Objective:
Find the lines below that contain the string "debate". Copy each one.

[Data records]
※ ※ ※
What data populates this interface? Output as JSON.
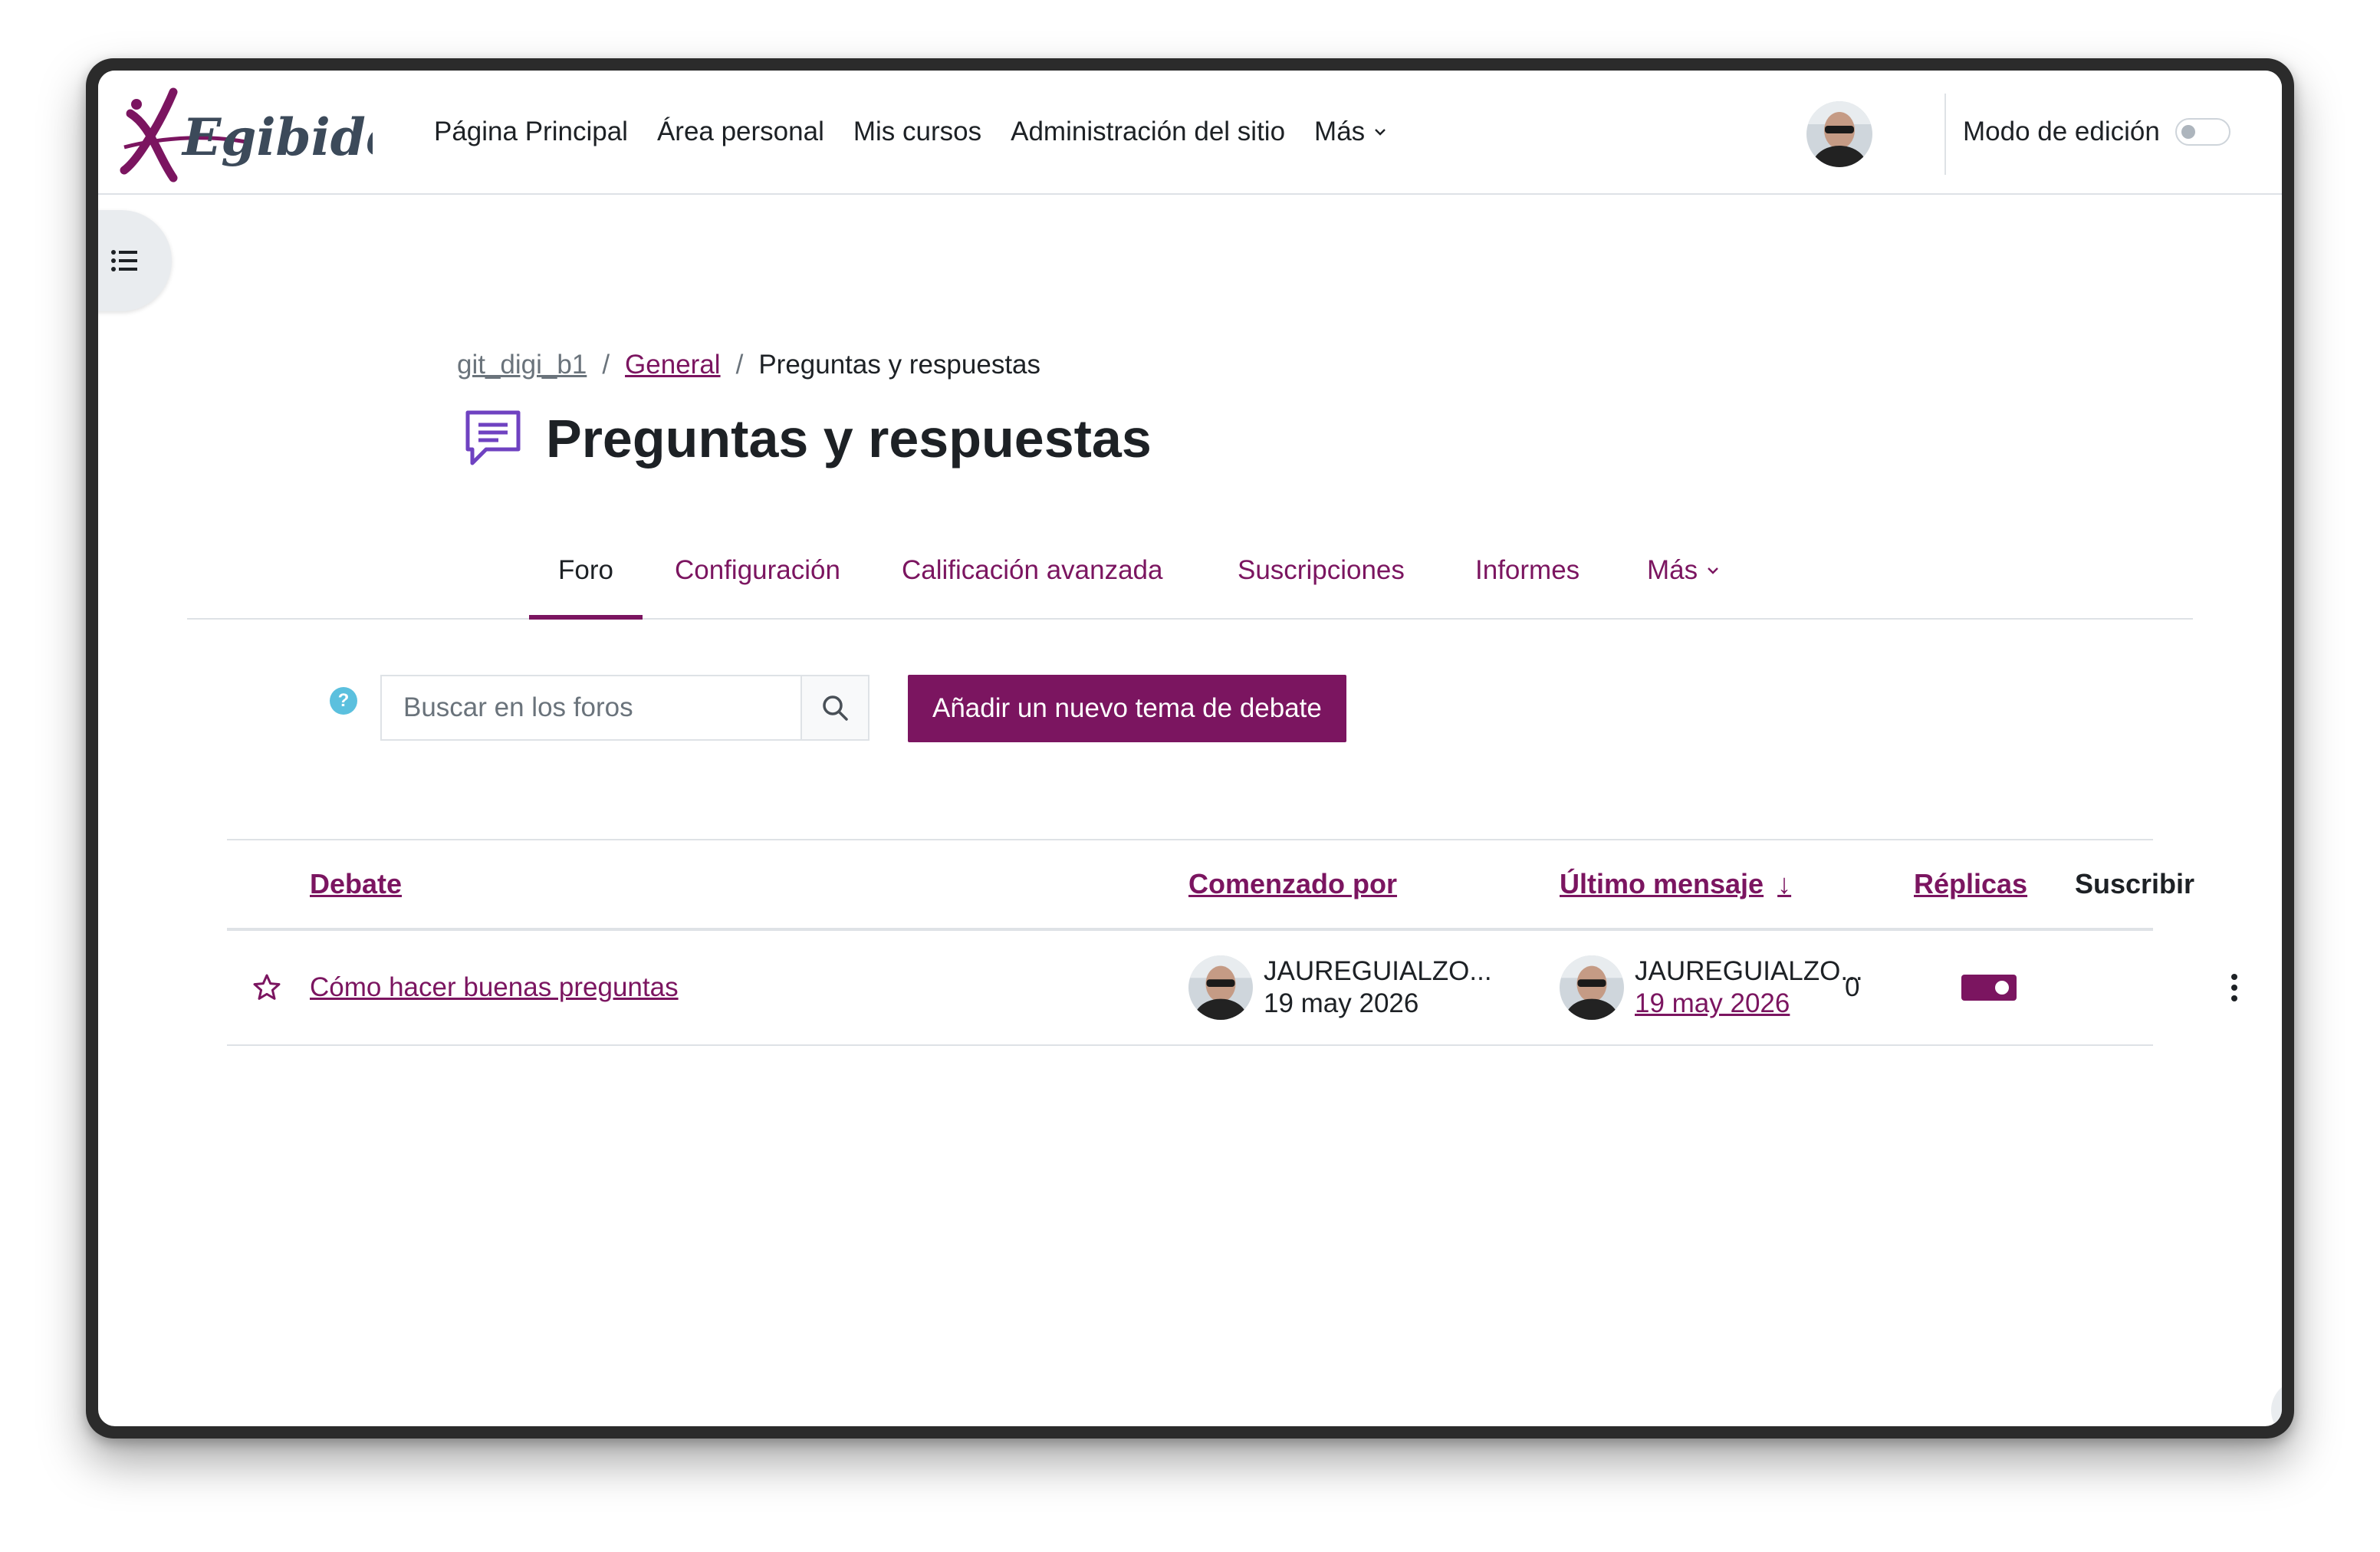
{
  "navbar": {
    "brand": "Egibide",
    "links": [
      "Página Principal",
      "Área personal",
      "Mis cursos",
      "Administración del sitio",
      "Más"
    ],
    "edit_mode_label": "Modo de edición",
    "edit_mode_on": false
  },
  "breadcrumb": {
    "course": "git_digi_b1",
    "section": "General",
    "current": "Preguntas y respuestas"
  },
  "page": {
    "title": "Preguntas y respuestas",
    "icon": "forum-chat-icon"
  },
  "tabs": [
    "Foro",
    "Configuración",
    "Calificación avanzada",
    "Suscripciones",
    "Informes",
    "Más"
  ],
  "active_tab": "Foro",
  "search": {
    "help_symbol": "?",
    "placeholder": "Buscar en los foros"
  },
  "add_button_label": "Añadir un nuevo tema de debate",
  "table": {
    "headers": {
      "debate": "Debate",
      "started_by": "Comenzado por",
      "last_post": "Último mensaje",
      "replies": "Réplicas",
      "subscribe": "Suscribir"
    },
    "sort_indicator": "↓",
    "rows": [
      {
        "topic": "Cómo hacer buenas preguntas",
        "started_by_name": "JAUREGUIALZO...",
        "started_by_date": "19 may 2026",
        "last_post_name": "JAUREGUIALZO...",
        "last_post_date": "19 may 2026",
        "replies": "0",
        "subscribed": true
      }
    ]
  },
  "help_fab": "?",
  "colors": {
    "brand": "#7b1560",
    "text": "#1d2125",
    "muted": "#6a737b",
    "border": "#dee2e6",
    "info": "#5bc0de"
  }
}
※ ※ ※
Output:
  "add_button_label": "Añadir un nuevo tema de debate",
      "debate": "Debate",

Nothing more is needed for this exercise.